## Work to be completed
Everything in the listing should be restated word for word.

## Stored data
* * * * * * *
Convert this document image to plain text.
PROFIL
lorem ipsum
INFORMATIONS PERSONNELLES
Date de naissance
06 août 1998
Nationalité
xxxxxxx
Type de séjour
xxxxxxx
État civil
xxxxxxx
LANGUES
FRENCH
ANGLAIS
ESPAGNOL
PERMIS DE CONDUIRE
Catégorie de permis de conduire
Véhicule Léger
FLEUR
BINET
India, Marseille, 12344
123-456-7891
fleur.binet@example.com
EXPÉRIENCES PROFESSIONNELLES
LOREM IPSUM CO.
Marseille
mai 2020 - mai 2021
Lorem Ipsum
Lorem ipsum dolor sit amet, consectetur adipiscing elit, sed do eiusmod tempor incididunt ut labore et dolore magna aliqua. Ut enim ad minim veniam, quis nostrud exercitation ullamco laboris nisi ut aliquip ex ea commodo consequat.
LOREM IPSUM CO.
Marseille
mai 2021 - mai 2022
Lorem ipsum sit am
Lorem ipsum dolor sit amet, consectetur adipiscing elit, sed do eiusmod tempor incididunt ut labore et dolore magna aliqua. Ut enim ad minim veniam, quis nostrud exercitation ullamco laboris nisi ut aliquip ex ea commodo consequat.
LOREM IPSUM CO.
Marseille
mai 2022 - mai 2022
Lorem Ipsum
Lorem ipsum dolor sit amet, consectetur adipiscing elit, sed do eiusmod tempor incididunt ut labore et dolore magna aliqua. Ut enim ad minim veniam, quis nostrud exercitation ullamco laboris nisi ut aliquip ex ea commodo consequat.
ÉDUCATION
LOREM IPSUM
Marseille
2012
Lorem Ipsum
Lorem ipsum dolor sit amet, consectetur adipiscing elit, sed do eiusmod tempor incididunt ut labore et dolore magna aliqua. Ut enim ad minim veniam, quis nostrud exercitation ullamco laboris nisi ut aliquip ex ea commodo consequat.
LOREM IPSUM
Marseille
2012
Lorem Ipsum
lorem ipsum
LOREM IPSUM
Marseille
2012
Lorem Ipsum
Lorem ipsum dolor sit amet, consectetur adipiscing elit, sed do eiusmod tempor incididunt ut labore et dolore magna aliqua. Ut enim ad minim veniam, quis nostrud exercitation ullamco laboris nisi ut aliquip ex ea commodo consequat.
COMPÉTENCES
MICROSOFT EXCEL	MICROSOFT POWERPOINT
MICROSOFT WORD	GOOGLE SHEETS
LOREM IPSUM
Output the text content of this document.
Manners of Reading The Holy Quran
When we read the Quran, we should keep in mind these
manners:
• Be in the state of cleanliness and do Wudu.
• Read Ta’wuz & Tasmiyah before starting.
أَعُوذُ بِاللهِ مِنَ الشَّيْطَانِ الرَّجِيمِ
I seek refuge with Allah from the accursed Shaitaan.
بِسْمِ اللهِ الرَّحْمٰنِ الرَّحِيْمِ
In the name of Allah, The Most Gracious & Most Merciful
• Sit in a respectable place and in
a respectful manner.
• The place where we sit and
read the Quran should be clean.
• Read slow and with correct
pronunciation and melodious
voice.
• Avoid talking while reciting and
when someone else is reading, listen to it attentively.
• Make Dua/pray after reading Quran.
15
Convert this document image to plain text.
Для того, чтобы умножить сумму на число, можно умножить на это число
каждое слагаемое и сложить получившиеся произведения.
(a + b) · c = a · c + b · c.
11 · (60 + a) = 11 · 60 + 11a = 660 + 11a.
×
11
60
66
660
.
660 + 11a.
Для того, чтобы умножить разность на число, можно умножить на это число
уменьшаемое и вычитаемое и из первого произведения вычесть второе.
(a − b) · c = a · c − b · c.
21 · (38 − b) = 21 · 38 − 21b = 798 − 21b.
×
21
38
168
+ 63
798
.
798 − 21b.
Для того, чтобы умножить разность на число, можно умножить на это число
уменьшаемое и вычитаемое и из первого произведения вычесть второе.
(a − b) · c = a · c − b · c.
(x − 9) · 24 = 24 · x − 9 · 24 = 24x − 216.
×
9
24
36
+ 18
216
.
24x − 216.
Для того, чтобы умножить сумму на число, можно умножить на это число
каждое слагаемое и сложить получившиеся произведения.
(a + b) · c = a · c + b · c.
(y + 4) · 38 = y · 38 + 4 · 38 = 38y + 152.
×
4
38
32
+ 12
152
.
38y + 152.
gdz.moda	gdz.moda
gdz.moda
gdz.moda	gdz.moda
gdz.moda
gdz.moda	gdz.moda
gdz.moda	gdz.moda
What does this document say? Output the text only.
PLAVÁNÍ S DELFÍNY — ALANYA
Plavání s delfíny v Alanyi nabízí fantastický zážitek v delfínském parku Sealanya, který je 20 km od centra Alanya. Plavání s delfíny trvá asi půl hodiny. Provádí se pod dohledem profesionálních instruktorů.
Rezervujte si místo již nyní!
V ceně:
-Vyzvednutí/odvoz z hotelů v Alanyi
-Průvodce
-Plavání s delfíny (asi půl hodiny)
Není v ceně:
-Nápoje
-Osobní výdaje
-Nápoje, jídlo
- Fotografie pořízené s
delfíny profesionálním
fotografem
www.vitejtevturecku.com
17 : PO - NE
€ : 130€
* * * * * * *
## Worked solution
Convert this document image to plain text.
PROFIL
lorem ipsum
INFORMATIONS PERSONNELLES
Date de naissance
06 août 1998
Nationalité
xxxxxxx
Type de séjour
xxxxxxx
État civil
xxxxxxx
LANGUES
FRENCH
ANGLAIS
ESPAGNOL
PERMIS DE CONDUIRE
Catégorie de permis de conduire
Véhicule Léger
FLEUR
BINET
India, Marseille, 12344
123-456-7891
fleur.binet@example.com
EXPÉRIENCES PROFESSIONNELLES
LOREM IPSUM CO.
Marseille
mai 2020 - mai 2021
Lorem Ipsum
Lorem ipsum dolor sit amet, consectetur adipiscing elit, sed do eiusmod tempor incididunt ut labore et dolore magna aliqua. Ut enim ad minim veniam, quis nostrud exercitation ullamco laboris nisi ut aliquip ex ea commodo consequat.
LOREM IPSUM CO.
Marseille
mai 2021 - mai 2022
Lorem ipsum sit am
Lorem ipsum dolor sit amet, consectetur adipiscing elit, sed do eiusmod tempor incididunt ut labore et dolore magna aliqua. Ut enim ad minim veniam, quis nostrud exercitation ullamco laboris nisi ut aliquip ex ea commodo consequat.
LOREM IPSUM CO.
Marseille
mai 2022 - mai 2022
Lorem Ipsum
Lorem ipsum dolor sit amet, consectetur adipiscing elit, sed do eiusmod tempor incididunt ut labore et dolore magna aliqua. Ut enim ad minim veniam, quis nostrud exercitation ullamco laboris nisi ut aliquip ex ea commodo consequat.
ÉDUCATION
LOREM IPSUM
Marseille
2012
Lorem Ipsum
Lorem ipsum dolor sit amet, consectetur adipiscing elit, sed do eiusmod tempor incididunt ut labore et dolore magna aliqua. Ut enim ad minim veniam, quis nostrud exercitation ullamco laboris nisi ut aliquip ex ea commodo consequat.
LOREM IPSUM
Marseille
2012
Lorem Ipsum
lorem ipsum
LOREM IPSUM
Marseille
2012
Lorem Ipsum
Lorem ipsum dolor sit amet, consectetur adipiscing elit, sed do eiusmod tempor incididunt ut labore et dolore magna aliqua. Ut enim ad minim veniam, quis nostrud exercitation ullamco laboris nisi ut aliquip ex ea commodo consequat.
COMPÉTENCES
MICROSOFT EXCEL	MICROSOFT POWERPOINT
MICROSOFT WORD	GOOGLE SHEETS
LOREM IPSUM
Output the text content of this document.
Manners of Reading The Holy Quran
When we read the Quran, we should keep in mind these
manners:
• Be in the state of cleanliness and do Wudu.
• Read Ta’wuz & Tasmiyah before starting.
أَعُوذُ بِاللهِ مِنَ الشَّيْطَانِ الرَّجِيمِ
I seek refuge with Allah from the accursed Shaitaan.
بِسْمِ اللهِ الرَّحْمٰنِ الرَّحِيْمِ
In the name of Allah, The Most Gracious & Most Merciful
• Sit in a respectable place and in
a respectful manner.
• The place where we sit and
read the Quran should be clean.
• Read slow and with correct
pronunciation and melodious
voice.
• Avoid talking while reciting and
when someone else is reading, listen to it attentively.
• Make Dua/pray after reading Quran.
15
Convert this document image to plain text.
Для того, чтобы умножить сумму на число, можно умножить на это число
каждое слагаемое и сложить получившиеся произведения.
(a + b) · c = a · c + b · c.
11 · (60 + a) = 11 · 60 + 11a = 660 + 11a.
×
11
60
66
660
.
660 + 11a.
Для того, чтобы умножить разность на число, можно умножить на это число
уменьшаемое и вычитаемое и из первого произведения вычесть второе.
(a − b) · c = a · c − b · c.
21 · (38 − b) = 21 · 38 − 21b = 798 − 21b.
×
21
38
168
+ 63
798
.
798 − 21b.
Для того, чтобы умножить разность на число, можно умножить на это число
уменьшаемое и вычитаемое и из первого произведения вычесть второе.
(a − b) · c = a · c − b · c.
(x − 9) · 24 = 24 · x − 9 · 24 = 24x − 216.
×
9
24
36
+ 18
216
.
24x − 216.
Для того, чтобы умножить сумму на число, можно умножить на это число
каждое слагаемое и сложить получившиеся произведения.
(a + b) · c = a · c + b · c.
(y + 4) · 38 = y · 38 + 4 · 38 = 38y + 152.
×
4
38
32
+ 12
152
.
38y + 152.
gdz.moda	gdz.moda
gdz.moda
gdz.moda	gdz.moda
gdz.moda
gdz.moda	gdz.moda
gdz.moda	gdz.moda
What does this document say? Output the text only.
PLAVÁNÍ S DELFÍNY — ALANYA
Plavání s delfíny v Alanyi nabízí fantastický zážitek v delfínském parku Sealanya, který je 20 km od centra Alanya. Plavání s delfíny trvá asi půl hodiny. Provádí se pod dohledem profesionálních instruktorů.
Rezervujte si místo již nyní!
V ceně:
-Vyzvednutí/odvoz z hotelů v Alanyi
-Průvodce
-Plavání s delfíny (asi půl hodiny)
Není v ceně:
-Nápoje
-Osobní výdaje
-Nápoje, jídlo
- Fotografie pořízené s
delfíny profesionálním
fotografem
www.vitejtevturecku.com
17 : PO - NE
€ : 130€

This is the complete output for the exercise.